* start EXCERPTED RECORDS *

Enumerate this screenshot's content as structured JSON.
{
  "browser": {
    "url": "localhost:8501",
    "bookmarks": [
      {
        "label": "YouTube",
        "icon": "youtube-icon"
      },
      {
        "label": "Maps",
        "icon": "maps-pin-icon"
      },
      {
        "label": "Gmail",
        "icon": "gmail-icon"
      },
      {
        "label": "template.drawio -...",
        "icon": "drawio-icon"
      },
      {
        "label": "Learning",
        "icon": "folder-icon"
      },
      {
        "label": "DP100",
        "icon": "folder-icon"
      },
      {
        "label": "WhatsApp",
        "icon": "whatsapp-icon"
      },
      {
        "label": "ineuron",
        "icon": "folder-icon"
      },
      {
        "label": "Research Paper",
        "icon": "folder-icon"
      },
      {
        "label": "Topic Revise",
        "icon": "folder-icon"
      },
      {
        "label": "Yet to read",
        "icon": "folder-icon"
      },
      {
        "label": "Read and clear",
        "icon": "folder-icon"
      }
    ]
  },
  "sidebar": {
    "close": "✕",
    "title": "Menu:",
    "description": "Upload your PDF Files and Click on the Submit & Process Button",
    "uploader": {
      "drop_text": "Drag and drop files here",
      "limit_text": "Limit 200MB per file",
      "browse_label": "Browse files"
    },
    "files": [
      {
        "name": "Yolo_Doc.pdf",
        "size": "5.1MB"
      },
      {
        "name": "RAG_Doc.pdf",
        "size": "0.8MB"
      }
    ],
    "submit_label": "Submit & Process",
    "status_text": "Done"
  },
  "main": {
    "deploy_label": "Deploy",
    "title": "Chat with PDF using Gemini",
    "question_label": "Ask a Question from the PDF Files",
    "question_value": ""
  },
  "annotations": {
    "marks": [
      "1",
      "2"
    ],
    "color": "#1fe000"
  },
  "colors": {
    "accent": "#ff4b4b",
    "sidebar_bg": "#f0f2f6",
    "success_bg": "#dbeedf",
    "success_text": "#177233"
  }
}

* end EXCERPTED RECORDS *

[SET TASK] Retype all of the material, keeping each line exact.

[ANSWER TO THE PROBLEM]
Enumerate this screenshot's content as structured JSON.
{
  "browser": {
    "url": "localhost:8501",
    "bookmarks": [
      {
        "label": "YouTube",
        "icon": "youtube-icon"
      },
      {
        "label": "Maps",
        "icon": "maps-pin-icon"
      },
      {
        "label": "Gmail",
        "icon": "gmail-icon"
      },
      {
        "label": "template.drawio -...",
        "icon": "drawio-icon"
      },
      {
        "label": "Learning",
        "icon": "folder-icon"
      },
      {
        "label": "DP100",
        "icon": "folder-icon"
      },
      {
        "label": "WhatsApp",
        "icon": "whatsapp-icon"
      },
      {
        "label": "ineuron",
        "icon": "folder-icon"
      },
      {
        "label": "Research Paper",
        "icon": "folder-icon"
      },
      {
        "label": "Topic Revise",
        "icon": "folder-icon"
      },
      {
        "label": "Yet to read",
        "icon": "folder-icon"
      },
      {
        "label": "Read and clear",
        "icon": "folder-icon"
      }
    ]
  },
  "sidebar": {
    "close": "✕",
    "title": "Menu:",
    "description": "Upload your PDF Files and Click on the Submit & Process Button",
    "uploader": {
      "drop_text": "Drag and drop files here",
      "limit_text": "Limit 200MB per file",
      "browse_label": "Browse files"
    },
    "files": [
      {
        "name": "Yolo_Doc.pdf",
        "size": "5.1MB"
      },
      {
        "name": "RAG_Doc.pdf",
        "size": "0.8MB"
      }
    ],
    "submit_label": "Submit & Process",
    "status_text": "Done"
  },
  "main": {
    "deploy_label": "Deploy",
    "title": "Chat with PDF using Gemini",
    "question_label": "Ask a Question from the PDF Files",
    "question_value": ""
  },
  "annotations": {
    "marks": [
      "1",
      "2"
    ],
    "color": "#1fe000"
  },
  "colors": {
    "accent": "#ff4b4b",
    "sidebar_bg": "#f0f2f6",
    "success_bg": "#dbeedf",
    "success_text": "#177233"
  }
}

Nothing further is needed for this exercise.